• REQUIRED TASK
Retype the records below word for word and omit any image.

Figure record extracts:
■ ■ ■ ■ ■

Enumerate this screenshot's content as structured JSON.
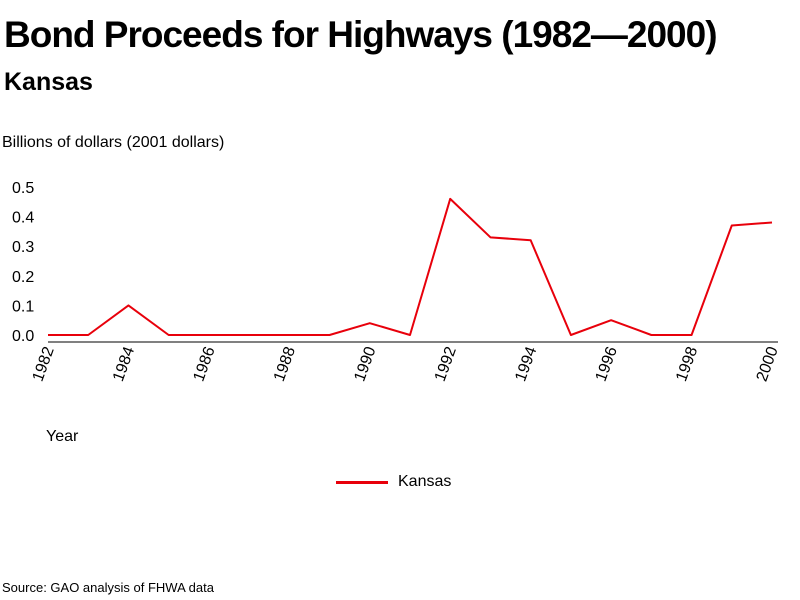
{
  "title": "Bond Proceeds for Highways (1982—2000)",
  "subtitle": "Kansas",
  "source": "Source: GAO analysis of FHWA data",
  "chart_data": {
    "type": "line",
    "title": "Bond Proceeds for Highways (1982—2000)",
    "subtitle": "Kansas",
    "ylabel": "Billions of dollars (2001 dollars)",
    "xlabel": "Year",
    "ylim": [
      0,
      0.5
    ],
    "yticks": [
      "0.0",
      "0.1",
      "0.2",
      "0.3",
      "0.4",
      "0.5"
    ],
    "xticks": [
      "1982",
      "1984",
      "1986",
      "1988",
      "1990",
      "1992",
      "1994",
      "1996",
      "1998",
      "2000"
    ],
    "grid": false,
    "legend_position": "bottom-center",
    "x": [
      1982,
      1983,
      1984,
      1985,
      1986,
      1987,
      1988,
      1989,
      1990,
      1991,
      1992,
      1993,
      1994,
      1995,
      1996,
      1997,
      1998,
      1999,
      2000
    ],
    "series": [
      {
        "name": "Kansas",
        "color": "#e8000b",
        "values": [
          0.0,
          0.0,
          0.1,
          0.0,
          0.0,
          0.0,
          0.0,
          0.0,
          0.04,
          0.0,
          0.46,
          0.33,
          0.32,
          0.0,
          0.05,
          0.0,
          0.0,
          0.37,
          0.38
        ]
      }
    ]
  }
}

■ ■ ■ ■ ■

• FINISHED TASK
Enumerate this screenshot's content as structured JSON.
{
  "title": "Bond Proceeds for Highways (1982—2000)",
  "subtitle": "Kansas",
  "source": "Source: GAO analysis of FHWA data",
  "chart_data": {
    "type": "line",
    "title": "Bond Proceeds for Highways (1982—2000)",
    "subtitle": "Kansas",
    "ylabel": "Billions of dollars (2001 dollars)",
    "xlabel": "Year",
    "ylim": [
      0,
      0.5
    ],
    "yticks": [
      "0.0",
      "0.1",
      "0.2",
      "0.3",
      "0.4",
      "0.5"
    ],
    "xticks": [
      "1982",
      "1984",
      "1986",
      "1988",
      "1990",
      "1992",
      "1994",
      "1996",
      "1998",
      "2000"
    ],
    "grid": false,
    "legend_position": "bottom-center",
    "x": [
      1982,
      1983,
      1984,
      1985,
      1986,
      1987,
      1988,
      1989,
      1990,
      1991,
      1992,
      1993,
      1994,
      1995,
      1996,
      1997,
      1998,
      1999,
      2000
    ],
    "series": [
      {
        "name": "Kansas",
        "color": "#e8000b",
        "values": [
          0.0,
          0.0,
          0.1,
          0.0,
          0.0,
          0.0,
          0.0,
          0.0,
          0.04,
          0.0,
          0.46,
          0.33,
          0.32,
          0.0,
          0.05,
          0.0,
          0.0,
          0.37,
          0.38
        ]
      }
    ]
  }
}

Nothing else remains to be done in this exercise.